What the task requires: Output word for word the lines from the one with "Enumerate this screenshot's" to the final line of the data, both ends included, but skip the pictures.

Input rows:
__________

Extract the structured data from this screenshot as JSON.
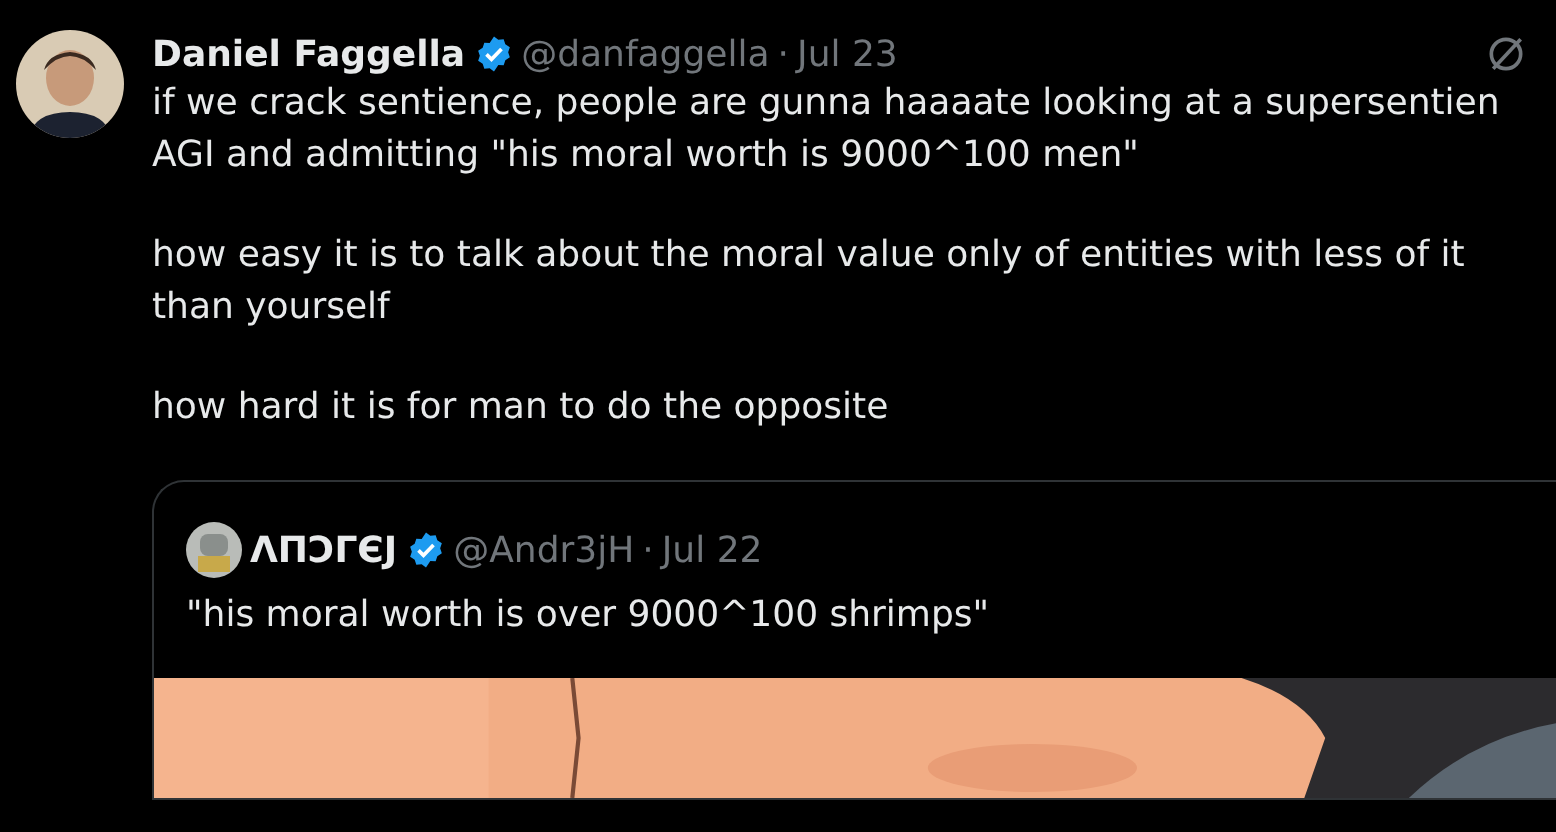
{
  "tweet": {
    "name": "Daniel Faggella",
    "verified": true,
    "handle": "@danfaggella",
    "separator": "·",
    "date": "Jul 23",
    "paragraphs": [
      "if we crack sentience, people are gunna haaaate looking at a supersentien\nAGI and admitting \"his moral worth is 9000^100 men\"",
      "how easy it is to talk about the moral value only of entities with less of it\nthan yourself",
      "how hard it is for man to do the opposite"
    ],
    "quote": {
      "name": "ΛПƆΓЄJ",
      "verified": true,
      "handle": "@Andr3jH",
      "separator": "·",
      "date": "Jul 22",
      "text": "\"his moral worth is over 9000^100 shrimps\""
    }
  }
}
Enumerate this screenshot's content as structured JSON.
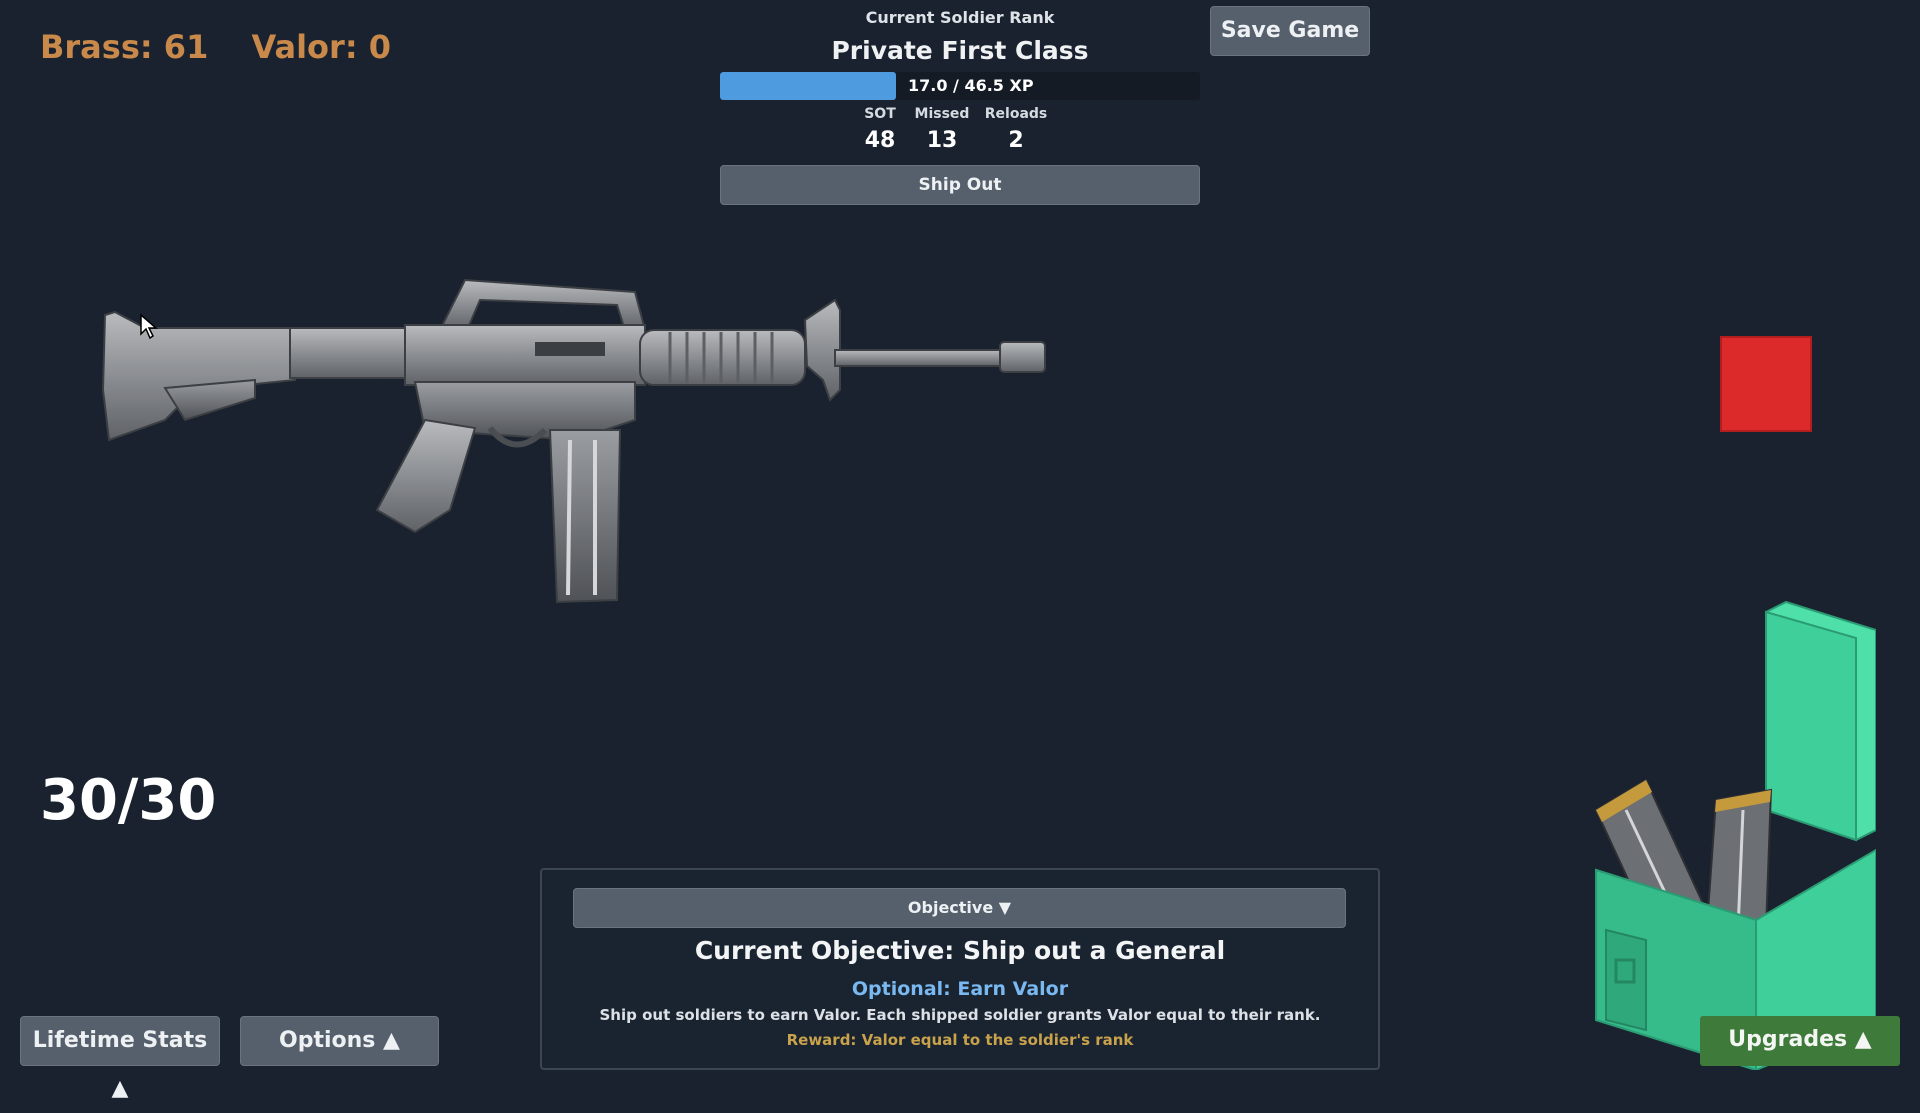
{
  "currency": {
    "brass": "Brass: 61",
    "valor": "Valor: 0"
  },
  "rank": {
    "caption": "Current Soldier Rank",
    "name": "Private First Class",
    "xp_text": "17.0 / 46.5 XP",
    "xp_progress": 0.366
  },
  "stats": [
    {
      "label": "SOT",
      "value": "48"
    },
    {
      "label": "Missed",
      "value": "13"
    },
    {
      "label": "Reloads",
      "value": "2"
    }
  ],
  "buttons": {
    "ship_out": "Ship Out",
    "save_game": "Save Game",
    "lifetime_stats": "Lifetime Stats ▲",
    "options": "Options ▲",
    "upgrades": "Upgrades ▲"
  },
  "ammo": "30/30",
  "objective": {
    "toggle_label": "Objective ▼",
    "title": "Current Objective: Ship out a General",
    "optional": "Optional: Earn Valor",
    "description": "Ship out soldiers to earn Valor. Each shipped soldier grants Valor equal to their rank.",
    "reward": "Reward: Valor equal to the soldier's rank"
  },
  "colors": {
    "background": "#19222e",
    "brass_text": "#c8894a",
    "xp_fill": "#4f9be0",
    "target": "#dc2a2a",
    "upgrades_button": "#3e7a3a",
    "ammo_box": "#3fcf9a"
  },
  "icons": {
    "rifle": "m16-rifle-image",
    "target": "red-target-square",
    "ammo_box": "ammo-can-with-magazines",
    "cursor": "mouse-pointer-icon"
  }
}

__________

The solution:
Enumerate this screenshot's content as structured JSON.
{
  "currency": {
    "brass": "Brass: 61",
    "valor": "Valor: 0"
  },
  "rank": {
    "caption": "Current Soldier Rank",
    "name": "Private First Class",
    "xp_text": "17.0 / 46.5 XP",
    "xp_progress": 0.366
  },
  "stats": [
    {
      "label": "SOT",
      "value": "48"
    },
    {
      "label": "Missed",
      "value": "13"
    },
    {
      "label": "Reloads",
      "value": "2"
    }
  ],
  "buttons": {
    "ship_out": "Ship Out",
    "save_game": "Save Game",
    "lifetime_stats": "Lifetime Stats ▲",
    "options": "Options ▲",
    "upgrades": "Upgrades ▲"
  },
  "ammo": "30/30",
  "objective": {
    "toggle_label": "Objective ▼",
    "title": "Current Objective: Ship out a General",
    "optional": "Optional: Earn Valor",
    "description": "Ship out soldiers to earn Valor. Each shipped soldier grants Valor equal to their rank.",
    "reward": "Reward: Valor equal to the soldier's rank"
  },
  "colors": {
    "background": "#19222e",
    "brass_text": "#c8894a",
    "xp_fill": "#4f9be0",
    "target": "#dc2a2a",
    "upgrades_button": "#3e7a3a",
    "ammo_box": "#3fcf9a"
  },
  "icons": {
    "rifle": "m16-rifle-image",
    "target": "red-target-square",
    "ammo_box": "ammo-can-with-magazines",
    "cursor": "mouse-pointer-icon"
  }
}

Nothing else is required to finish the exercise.